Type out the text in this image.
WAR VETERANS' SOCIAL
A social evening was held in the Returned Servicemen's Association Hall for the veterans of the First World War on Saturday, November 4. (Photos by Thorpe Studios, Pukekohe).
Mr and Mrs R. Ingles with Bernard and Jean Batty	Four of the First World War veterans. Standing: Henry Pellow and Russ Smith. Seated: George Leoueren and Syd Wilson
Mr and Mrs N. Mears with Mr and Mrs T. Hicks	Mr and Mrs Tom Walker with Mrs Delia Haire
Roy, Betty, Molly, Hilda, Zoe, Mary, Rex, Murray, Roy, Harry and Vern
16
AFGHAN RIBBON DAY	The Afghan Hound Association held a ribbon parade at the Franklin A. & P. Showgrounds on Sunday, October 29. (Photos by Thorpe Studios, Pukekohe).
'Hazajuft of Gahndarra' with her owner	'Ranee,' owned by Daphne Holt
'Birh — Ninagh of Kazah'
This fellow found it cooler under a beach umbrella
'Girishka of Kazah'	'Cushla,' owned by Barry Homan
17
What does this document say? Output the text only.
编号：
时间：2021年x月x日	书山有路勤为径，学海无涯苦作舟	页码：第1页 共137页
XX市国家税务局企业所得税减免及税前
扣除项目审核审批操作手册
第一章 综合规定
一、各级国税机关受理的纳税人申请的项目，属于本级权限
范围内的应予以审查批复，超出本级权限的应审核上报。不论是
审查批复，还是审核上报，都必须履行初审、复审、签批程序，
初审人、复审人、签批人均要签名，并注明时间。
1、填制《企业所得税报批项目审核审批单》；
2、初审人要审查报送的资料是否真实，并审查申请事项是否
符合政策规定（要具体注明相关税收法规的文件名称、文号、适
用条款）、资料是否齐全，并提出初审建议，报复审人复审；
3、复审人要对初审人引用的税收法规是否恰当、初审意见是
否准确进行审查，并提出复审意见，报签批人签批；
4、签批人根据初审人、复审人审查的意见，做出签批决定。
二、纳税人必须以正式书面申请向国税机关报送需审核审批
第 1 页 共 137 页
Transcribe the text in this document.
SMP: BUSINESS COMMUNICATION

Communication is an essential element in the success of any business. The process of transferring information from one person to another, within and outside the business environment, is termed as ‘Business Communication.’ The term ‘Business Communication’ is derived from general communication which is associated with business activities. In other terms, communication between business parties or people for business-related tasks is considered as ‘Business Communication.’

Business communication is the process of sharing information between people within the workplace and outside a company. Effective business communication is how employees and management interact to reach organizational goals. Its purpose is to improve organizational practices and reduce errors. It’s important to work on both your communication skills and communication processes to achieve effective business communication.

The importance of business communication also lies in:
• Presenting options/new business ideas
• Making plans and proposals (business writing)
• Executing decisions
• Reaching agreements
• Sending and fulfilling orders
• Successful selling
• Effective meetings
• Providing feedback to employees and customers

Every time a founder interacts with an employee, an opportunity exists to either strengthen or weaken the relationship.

━━━━━━━━

* Goal: Your task is to extract all of the records exactly.

* Task solution:
Type out the text in this image.
WAR VETERANS' SOCIAL
A social evening was held in the Returned Servicemen's Association Hall for the veterans of the First World War on Saturday, November 4. (Photos by Thorpe Studios, Pukekohe).
Mr and Mrs R. Ingles with Bernard and Jean Batty	Four of the First World War veterans. Standing: Henry Pellow and Russ Smith. Seated: George Leoueren and Syd Wilson
Mr and Mrs N. Mears with Mr and Mrs T. Hicks	Mr and Mrs Tom Walker with Mrs Delia Haire
Roy, Betty, Molly, Hilda, Zoe, Mary, Rex, Murray, Roy, Harry and Vern
16
AFGHAN RIBBON DAY	The Afghan Hound Association held a ribbon parade at the Franklin A. & P. Showgrounds on Sunday, October 29. (Photos by Thorpe Studios, Pukekohe).
'Hazajuft of Gahndarra' with her owner	'Ranee,' owned by Daphne Holt
'Birh — Ninagh of Kazah'
This fellow found it cooler under a beach umbrella
'Girishka of Kazah'	'Cushla,' owned by Barry Homan
17
What does this document say? Output the text only.
编号：
时间：2021年x月x日	书山有路勤为径，学海无涯苦作舟	页码：第1页 共137页
XX市国家税务局企业所得税减免及税前
扣除项目审核审批操作手册
第一章 综合规定
一、各级国税机关受理的纳税人申请的项目，属于本级权限
范围内的应予以审查批复，超出本级权限的应审核上报。不论是
审查批复，还是审核上报，都必须履行初审、复审、签批程序，
初审人、复审人、签批人均要签名，并注明时间。
1、填制《企业所得税报批项目审核审批单》；
2、初审人要审查报送的资料是否真实，并审查申请事项是否
符合政策规定（要具体注明相关税收法规的文件名称、文号、适
用条款）、资料是否齐全，并提出初审建议，报复审人复审；
3、复审人要对初审人引用的税收法规是否恰当、初审意见是
否准确进行审查，并提出复审意见，报签批人签批；
4、签批人根据初审人、复审人审查的意见，做出签批决定。
二、纳税人必须以正式书面申请向国税机关报送需审核审批
第 1 页 共 137 页
Transcribe the text in this document.
SMP: BUSINESS COMMUNICATION

Communication is an essential element in the success of any business. The process of transferring information from one person to another, within and outside the business environment, is termed as ‘Business Communication.’ The term ‘Business Communication’ is derived from general communication which is associated with business activities. In other terms, communication between business parties or people for business-related tasks is considered as ‘Business Communication.’

Business communication is the process of sharing information between people within the workplace and outside a company. Effective business communication is how employees and management interact to reach organizational goals. Its purpose is to improve organizational practices and reduce errors. It’s important to work on both your communication skills and communication processes to achieve effective business communication.

The importance of business communication also lies in:
• Presenting options/new business ideas
• Making plans and proposals (business writing)
• Executing decisions
• Reaching agreements
• Sending and fulfilling orders
• Successful selling
• Effective meetings
• Providing feedback to employees and customers

Every time a founder interacts with an employee, an opportunity exists to either strengthen or weaken the relationship.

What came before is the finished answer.